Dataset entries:
____________
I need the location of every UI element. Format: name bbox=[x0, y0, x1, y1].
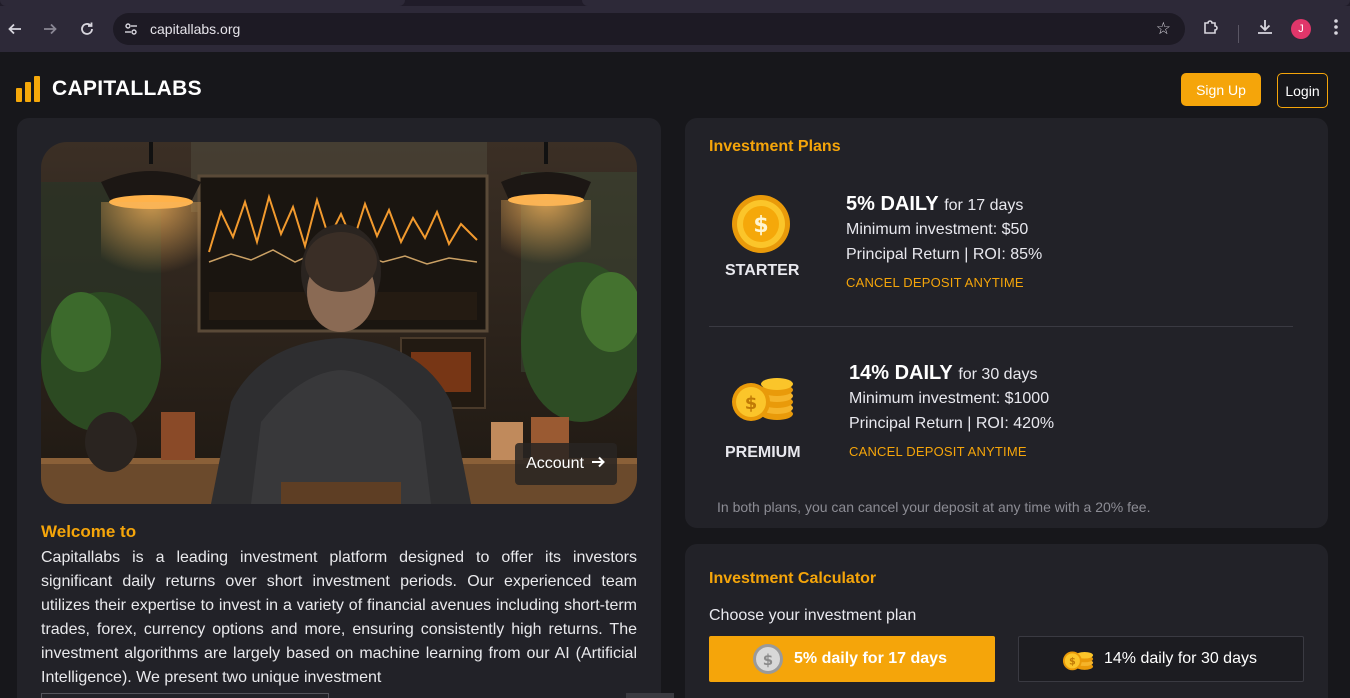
plan-divider bbox=[709, 326, 1293, 327]
login-button[interactable]: Login bbox=[1277, 73, 1328, 108]
plan-min-investment: Minimum investment: $1000 bbox=[849, 390, 1050, 407]
single-coin-icon: $ bbox=[731, 194, 791, 254]
svg-text:$: $ bbox=[745, 393, 758, 414]
scroll-indicator bbox=[626, 693, 674, 698]
plan-return: Principal Return | ROI: 85% bbox=[846, 246, 1043, 263]
plan-rate-premium: 14% DAILY for 30 days bbox=[849, 362, 1037, 385]
back-icon[interactable] bbox=[3, 17, 27, 41]
calculator-prompt: Choose your investment plan bbox=[709, 607, 917, 624]
reload-icon[interactable] bbox=[75, 17, 99, 41]
logo-bars-icon bbox=[16, 76, 42, 102]
brand-logo[interactable]: CAPITALLABS bbox=[16, 76, 202, 102]
investment-plans-card bbox=[685, 118, 1328, 528]
extensions-icon[interactable] bbox=[1201, 17, 1221, 42]
silver-coin-icon: $ bbox=[752, 643, 784, 675]
svg-text:$: $ bbox=[1069, 657, 1076, 668]
plan-option-starter[interactable]: $ 5% daily for 17 days bbox=[709, 636, 995, 682]
plan-duration: for 30 days bbox=[958, 366, 1038, 383]
account-label: Account bbox=[526, 455, 584, 472]
svg-text:$: $ bbox=[753, 213, 768, 238]
plan-return: Principal Return | ROI: 420% bbox=[849, 415, 1055, 432]
calculator-title: Investment Calculator bbox=[709, 570, 877, 587]
download-icon[interactable] bbox=[1255, 17, 1275, 42]
plan-name-starter: STARTER bbox=[725, 262, 800, 279]
coin-stack-icon: $ bbox=[1062, 643, 1094, 675]
plan-cancel-note: CANCEL DEPOSIT ANYTIME bbox=[846, 275, 1024, 290]
plan-rate-text: 14% DAILY bbox=[849, 362, 953, 384]
plans-footnote: In both plans, you can cancel your depos… bbox=[717, 499, 1151, 515]
coin-stack-icon: $ bbox=[731, 372, 795, 424]
account-button[interactable]: Account bbox=[515, 443, 617, 485]
arrow-right-icon bbox=[590, 454, 606, 475]
profile-avatar[interactable]: J bbox=[1291, 19, 1311, 39]
forward-icon[interactable] bbox=[38, 17, 62, 41]
address-bar[interactable]: capitallabs.org ☆ bbox=[113, 13, 1185, 45]
browser-toolbar: capitallabs.org ☆ J bbox=[0, 6, 1350, 52]
welcome-heading: Welcome to bbox=[41, 522, 137, 541]
site-settings-icon[interactable] bbox=[121, 19, 141, 39]
plan-option-label: 14% daily for 30 days bbox=[1104, 650, 1257, 667]
brand-name: CAPITALLABS bbox=[52, 77, 202, 100]
plan-rate-text: 5% DAILY bbox=[846, 193, 939, 215]
plan-duration: for 17 days bbox=[944, 197, 1024, 214]
input-field-partial[interactable] bbox=[41, 693, 329, 698]
toolbar-separator bbox=[1238, 25, 1239, 43]
svg-text:$: $ bbox=[763, 651, 773, 669]
intro-paragraph: Capitallabs is a leading investment plat… bbox=[41, 549, 637, 686]
plan-rate-starter: 5% DAILY for 17 days bbox=[846, 193, 1023, 216]
plan-option-label: 5% daily for 17 days bbox=[794, 650, 947, 667]
signup-button[interactable]: Sign Up bbox=[1181, 73, 1261, 106]
url-text[interactable]: capitallabs.org bbox=[150, 21, 240, 37]
plan-min-investment: Minimum investment: $50 bbox=[846, 221, 1029, 238]
plan-cancel-note: CANCEL DEPOSIT ANYTIME bbox=[849, 444, 1027, 459]
plans-title: Investment Plans bbox=[709, 138, 841, 155]
plan-option-premium[interactable]: $ 14% daily for 30 days bbox=[1018, 636, 1304, 682]
bookmark-star-icon[interactable]: ☆ bbox=[1156, 19, 1171, 39]
menu-kebab-icon[interactable] bbox=[1328, 17, 1344, 42]
plan-name-premium: PREMIUM bbox=[725, 444, 801, 461]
____________
» **Instruction**
Recast every line of the data above as a numbered list, omitting blank lines. Leave the pictures out of your answer.

» **Result for this task**
1. I need the location of every UI element. Format: name bbox=[x0, y0, x1, y1].
2. plan-divider bbox=[709, 326, 1293, 327]
3. login-button[interactable]: Login bbox=[1277, 73, 1328, 108]
4. plan-min-investment: Minimum investment: $1000 bbox=[849, 390, 1050, 407]
5. single-coin-icon: $ bbox=[731, 194, 791, 254]
6. svg-text:$: $ bbox=[745, 393, 758, 414]
7. scroll-indicator bbox=[626, 693, 674, 698]
8. plan-return: Principal Return | ROI: 85% bbox=[846, 246, 1043, 263]
9. plan-rate-premium: 14% DAILY for 30 days bbox=[849, 362, 1037, 385]
10. back-icon[interactable] bbox=[3, 17, 27, 41]
11. calculator-prompt: Choose your investment plan bbox=[709, 607, 917, 624]
12. reload-icon[interactable] bbox=[75, 17, 99, 41]
13. logo-bars-icon bbox=[16, 76, 42, 102]
14. brand-logo[interactable]: CAPITALLABS bbox=[16, 76, 202, 102]
15. investment-plans-card bbox=[685, 118, 1328, 528]
16. extensions-icon[interactable] bbox=[1201, 17, 1221, 42]
17. silver-coin-icon: $ bbox=[752, 643, 784, 675]
18. svg-text:$: $ bbox=[1069, 657, 1076, 668]
19. plan-option-starter[interactable]: $ 5% daily for 17 days bbox=[709, 636, 995, 682]
20. plan-duration: for 30 days bbox=[958, 366, 1038, 383]
21. account-label: Account bbox=[526, 455, 584, 472]
22. svg-text:$: $ bbox=[753, 213, 768, 238]
23. plan-return: Principal Return | ROI: 420% bbox=[849, 415, 1055, 432]
24. calculator-title: Investment Calculator bbox=[709, 570, 877, 587]
25. download-icon[interactable] bbox=[1255, 17, 1275, 42]
26. plan-name-starter: STARTER bbox=[725, 262, 800, 279]
27. coin-stack-icon: $ bbox=[1062, 643, 1094, 675]
28. plan-cancel-note: CANCEL DEPOSIT ANYTIME bbox=[846, 275, 1024, 290]
29. plan-rate-text: 14% DAILY bbox=[849, 362, 953, 384]
30. plans-footnote: In both plans, you can cancel your depos… bbox=[717, 499, 1151, 515]
31. coin-stack-icon: $ bbox=[731, 372, 795, 424]
32. account-button[interactable]: Account bbox=[515, 443, 617, 485]
33. arrow-right-icon bbox=[590, 454, 606, 475]
34. profile-avatar[interactable]: J bbox=[1291, 19, 1311, 39]
35. forward-icon[interactable] bbox=[38, 17, 62, 41]
36. address-bar[interactable]: capitallabs.org ☆ bbox=[113, 13, 1185, 45]
37. browser-toolbar: capitallabs.org ☆ J bbox=[0, 6, 1350, 52]
38. welcome-heading: Welcome to bbox=[41, 522, 137, 541]
39. site-settings-icon[interactable] bbox=[121, 19, 141, 39]
40. plan-option-label: 14% daily for 30 days bbox=[1104, 650, 1257, 667]
41. brand-name: CAPITALLABS bbox=[52, 77, 202, 100]
42. plan-rate-text: 5% DAILY bbox=[846, 193, 939, 215]
43. plan-duration: for 17 days bbox=[944, 197, 1024, 214]
44. input-field-partial[interactable] bbox=[41, 693, 329, 698]
45. toolbar-separator bbox=[1238, 25, 1239, 43]
46. svg-text:$: $ bbox=[763, 651, 773, 669]
47. intro-paragraph: Capitallabs is a leading investment plat… bbox=[41, 549, 637, 686]
48. plan-rate-starter: 5% DAILY for 17 days bbox=[846, 193, 1023, 216]
49. plan-option-label: 5% daily for 17 days bbox=[794, 650, 947, 667]
50. signup-button[interactable]: Sign Up bbox=[1181, 73, 1261, 106]
51. url-text[interactable]: capitallabs.org bbox=[150, 21, 240, 37]
52. plan-min-investment: Minimum investment: $50 bbox=[846, 221, 1029, 238]
53. plan-cancel-note: CANCEL DEPOSIT ANYTIME bbox=[849, 444, 1027, 459]
54. plans-title: Investment Plans bbox=[709, 138, 841, 155]
55. plan-option-premium[interactable]: $ 14% daily for 30 days bbox=[1018, 636, 1304, 682]
56. bookmark-star-icon[interactable]: ☆ bbox=[1156, 19, 1171, 39]
57. menu-kebab-icon[interactable] bbox=[1328, 17, 1344, 42]
58. plan-name-premium: PREMIUM bbox=[725, 444, 801, 461]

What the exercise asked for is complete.